Give the number of lines that include the string "growth", nothing more.

··· Working data

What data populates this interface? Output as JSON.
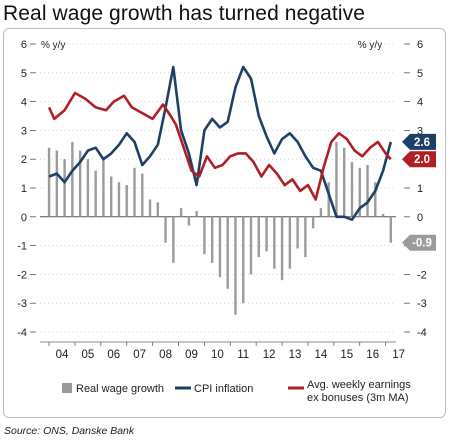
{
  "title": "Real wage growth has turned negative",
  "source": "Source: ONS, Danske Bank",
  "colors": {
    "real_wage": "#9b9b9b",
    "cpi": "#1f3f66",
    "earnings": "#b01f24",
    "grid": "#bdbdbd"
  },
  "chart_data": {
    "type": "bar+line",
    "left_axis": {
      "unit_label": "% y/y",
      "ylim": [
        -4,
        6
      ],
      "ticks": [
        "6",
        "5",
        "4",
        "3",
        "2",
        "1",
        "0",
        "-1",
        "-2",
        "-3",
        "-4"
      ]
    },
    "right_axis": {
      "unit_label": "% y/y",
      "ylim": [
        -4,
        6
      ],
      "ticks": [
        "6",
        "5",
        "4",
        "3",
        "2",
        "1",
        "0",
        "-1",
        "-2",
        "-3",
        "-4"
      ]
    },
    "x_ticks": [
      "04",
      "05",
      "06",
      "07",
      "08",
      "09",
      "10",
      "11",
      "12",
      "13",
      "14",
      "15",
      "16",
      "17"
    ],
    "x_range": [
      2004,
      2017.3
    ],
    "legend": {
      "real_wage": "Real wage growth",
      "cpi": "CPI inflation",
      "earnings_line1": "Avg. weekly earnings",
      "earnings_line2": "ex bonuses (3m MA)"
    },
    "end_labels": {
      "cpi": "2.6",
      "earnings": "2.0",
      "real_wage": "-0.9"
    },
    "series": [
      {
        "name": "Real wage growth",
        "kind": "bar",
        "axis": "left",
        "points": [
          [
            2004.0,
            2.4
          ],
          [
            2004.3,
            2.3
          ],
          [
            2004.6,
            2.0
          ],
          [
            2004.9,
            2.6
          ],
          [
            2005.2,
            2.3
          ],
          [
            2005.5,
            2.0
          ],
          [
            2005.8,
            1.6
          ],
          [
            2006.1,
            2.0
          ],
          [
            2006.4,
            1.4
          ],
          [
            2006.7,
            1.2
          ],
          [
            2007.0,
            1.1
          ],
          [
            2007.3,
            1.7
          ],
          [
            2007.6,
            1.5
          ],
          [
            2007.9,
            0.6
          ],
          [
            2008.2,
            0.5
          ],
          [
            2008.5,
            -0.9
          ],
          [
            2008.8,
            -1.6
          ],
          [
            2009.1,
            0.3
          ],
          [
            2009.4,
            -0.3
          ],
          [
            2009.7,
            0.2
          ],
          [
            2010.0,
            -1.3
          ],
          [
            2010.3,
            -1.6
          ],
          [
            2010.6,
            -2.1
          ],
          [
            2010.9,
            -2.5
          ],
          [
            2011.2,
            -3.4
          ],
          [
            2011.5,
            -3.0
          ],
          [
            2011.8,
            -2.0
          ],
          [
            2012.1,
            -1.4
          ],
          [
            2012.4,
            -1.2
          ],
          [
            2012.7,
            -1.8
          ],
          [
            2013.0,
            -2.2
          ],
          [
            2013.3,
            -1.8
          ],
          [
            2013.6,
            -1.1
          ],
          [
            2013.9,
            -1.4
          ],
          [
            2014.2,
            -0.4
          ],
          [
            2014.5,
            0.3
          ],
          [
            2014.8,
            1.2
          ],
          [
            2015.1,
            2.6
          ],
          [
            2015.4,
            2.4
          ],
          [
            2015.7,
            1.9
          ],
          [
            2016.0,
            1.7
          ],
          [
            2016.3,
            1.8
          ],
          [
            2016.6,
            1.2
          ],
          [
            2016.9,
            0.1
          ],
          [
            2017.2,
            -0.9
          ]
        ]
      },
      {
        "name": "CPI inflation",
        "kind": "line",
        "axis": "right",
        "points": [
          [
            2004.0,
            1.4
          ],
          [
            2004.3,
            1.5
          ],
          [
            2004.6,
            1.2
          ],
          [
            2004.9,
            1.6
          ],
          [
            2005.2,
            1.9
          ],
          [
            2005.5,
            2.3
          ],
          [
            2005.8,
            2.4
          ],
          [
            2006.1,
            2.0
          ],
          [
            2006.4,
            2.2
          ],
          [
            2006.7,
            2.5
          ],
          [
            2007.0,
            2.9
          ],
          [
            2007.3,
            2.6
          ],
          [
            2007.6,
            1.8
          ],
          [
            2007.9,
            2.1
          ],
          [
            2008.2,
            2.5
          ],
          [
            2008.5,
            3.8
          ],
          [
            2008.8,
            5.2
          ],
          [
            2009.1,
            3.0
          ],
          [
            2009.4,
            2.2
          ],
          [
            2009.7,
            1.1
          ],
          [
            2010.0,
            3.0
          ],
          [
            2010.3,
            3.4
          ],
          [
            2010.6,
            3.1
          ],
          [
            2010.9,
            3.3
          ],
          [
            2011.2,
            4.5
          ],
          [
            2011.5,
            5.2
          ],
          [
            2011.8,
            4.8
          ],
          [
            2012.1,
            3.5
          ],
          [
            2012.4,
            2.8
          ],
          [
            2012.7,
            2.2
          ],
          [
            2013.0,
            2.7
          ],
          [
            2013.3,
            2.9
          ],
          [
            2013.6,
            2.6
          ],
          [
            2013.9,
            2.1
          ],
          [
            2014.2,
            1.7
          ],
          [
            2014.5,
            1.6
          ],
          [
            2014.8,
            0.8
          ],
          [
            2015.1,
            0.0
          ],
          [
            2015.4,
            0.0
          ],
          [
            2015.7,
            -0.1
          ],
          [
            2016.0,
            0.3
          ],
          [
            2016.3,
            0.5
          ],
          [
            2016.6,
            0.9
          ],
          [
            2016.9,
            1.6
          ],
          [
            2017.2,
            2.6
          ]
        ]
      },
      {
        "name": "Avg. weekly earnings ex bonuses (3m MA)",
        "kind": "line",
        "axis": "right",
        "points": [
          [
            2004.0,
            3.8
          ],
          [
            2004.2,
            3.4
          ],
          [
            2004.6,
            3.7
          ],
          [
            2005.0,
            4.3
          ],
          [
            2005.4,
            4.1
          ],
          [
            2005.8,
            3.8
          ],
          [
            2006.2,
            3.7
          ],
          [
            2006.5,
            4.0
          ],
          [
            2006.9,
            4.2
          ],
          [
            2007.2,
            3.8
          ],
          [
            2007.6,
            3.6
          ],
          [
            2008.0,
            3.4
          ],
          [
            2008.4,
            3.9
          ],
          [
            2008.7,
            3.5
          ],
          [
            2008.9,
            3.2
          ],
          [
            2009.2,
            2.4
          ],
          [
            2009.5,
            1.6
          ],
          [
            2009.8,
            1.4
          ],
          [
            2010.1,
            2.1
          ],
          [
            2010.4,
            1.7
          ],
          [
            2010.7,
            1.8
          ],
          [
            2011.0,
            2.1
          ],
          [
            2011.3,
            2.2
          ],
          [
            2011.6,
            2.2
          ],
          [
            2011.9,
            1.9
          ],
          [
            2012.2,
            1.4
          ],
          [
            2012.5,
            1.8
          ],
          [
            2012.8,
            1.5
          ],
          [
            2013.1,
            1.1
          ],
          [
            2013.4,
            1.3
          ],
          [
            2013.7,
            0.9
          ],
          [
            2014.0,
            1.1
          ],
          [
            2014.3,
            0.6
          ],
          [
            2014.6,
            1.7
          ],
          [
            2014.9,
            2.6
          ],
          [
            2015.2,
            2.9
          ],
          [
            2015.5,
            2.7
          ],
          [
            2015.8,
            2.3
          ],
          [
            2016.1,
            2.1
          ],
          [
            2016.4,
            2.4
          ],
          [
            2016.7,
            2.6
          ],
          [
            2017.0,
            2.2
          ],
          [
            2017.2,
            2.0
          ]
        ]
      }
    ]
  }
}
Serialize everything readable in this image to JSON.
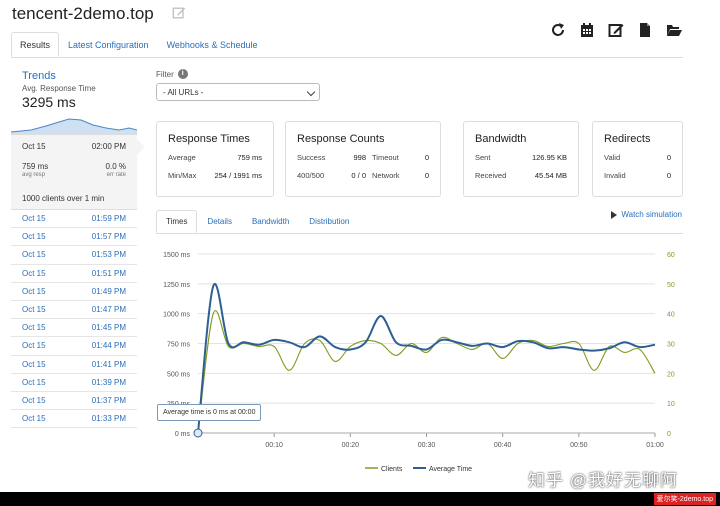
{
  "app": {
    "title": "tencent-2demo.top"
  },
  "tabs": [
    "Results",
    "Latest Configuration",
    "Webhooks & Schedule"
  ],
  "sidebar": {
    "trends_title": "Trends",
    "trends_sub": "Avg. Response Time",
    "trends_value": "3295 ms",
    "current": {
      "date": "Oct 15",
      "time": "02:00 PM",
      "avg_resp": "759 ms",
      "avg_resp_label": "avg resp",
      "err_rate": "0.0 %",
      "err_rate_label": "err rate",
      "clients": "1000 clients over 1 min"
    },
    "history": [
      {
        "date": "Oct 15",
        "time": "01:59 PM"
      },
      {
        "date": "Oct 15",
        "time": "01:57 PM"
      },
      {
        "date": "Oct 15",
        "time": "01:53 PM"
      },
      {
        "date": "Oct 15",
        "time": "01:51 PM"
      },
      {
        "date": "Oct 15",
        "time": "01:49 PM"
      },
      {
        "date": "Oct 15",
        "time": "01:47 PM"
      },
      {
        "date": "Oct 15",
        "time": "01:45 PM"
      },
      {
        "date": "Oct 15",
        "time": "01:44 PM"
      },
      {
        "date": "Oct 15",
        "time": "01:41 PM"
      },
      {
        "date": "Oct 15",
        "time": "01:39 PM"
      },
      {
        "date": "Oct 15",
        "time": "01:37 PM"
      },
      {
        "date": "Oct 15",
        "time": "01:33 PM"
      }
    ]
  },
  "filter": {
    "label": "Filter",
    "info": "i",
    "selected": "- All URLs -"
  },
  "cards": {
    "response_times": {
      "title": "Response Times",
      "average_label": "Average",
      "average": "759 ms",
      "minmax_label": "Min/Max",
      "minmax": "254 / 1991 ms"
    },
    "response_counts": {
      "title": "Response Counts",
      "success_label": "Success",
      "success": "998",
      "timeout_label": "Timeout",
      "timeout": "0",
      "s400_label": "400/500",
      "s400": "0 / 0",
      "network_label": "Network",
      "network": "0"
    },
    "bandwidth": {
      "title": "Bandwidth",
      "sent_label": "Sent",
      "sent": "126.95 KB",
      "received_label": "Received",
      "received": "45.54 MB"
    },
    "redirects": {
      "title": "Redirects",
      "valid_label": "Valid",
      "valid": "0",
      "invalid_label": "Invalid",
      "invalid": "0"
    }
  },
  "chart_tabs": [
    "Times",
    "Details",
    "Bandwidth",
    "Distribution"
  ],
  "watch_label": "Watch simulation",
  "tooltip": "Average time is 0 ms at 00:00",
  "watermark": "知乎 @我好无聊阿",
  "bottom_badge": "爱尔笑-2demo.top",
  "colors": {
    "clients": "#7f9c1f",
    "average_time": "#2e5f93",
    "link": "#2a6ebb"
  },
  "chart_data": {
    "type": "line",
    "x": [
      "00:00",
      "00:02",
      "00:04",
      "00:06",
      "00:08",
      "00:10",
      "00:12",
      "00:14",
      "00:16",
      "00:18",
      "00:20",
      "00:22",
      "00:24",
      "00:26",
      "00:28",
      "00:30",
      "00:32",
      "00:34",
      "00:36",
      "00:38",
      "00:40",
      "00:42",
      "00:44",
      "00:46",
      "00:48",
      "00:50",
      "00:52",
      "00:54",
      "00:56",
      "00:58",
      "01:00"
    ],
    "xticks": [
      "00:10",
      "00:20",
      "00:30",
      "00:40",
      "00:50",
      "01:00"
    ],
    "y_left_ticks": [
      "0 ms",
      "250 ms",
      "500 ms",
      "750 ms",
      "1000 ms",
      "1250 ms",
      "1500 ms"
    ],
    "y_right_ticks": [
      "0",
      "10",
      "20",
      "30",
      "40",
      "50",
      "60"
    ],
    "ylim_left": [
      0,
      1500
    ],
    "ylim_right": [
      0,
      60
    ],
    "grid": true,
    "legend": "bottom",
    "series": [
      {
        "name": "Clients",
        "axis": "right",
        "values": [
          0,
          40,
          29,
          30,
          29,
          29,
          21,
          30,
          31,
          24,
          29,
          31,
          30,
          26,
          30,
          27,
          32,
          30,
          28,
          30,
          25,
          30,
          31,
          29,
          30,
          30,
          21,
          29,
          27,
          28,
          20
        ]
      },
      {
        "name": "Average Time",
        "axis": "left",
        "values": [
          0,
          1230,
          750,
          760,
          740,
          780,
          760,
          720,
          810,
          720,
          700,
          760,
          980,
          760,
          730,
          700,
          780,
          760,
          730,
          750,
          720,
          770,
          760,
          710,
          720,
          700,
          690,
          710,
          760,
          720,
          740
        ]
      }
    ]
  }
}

······

_Answer to the exercise_
3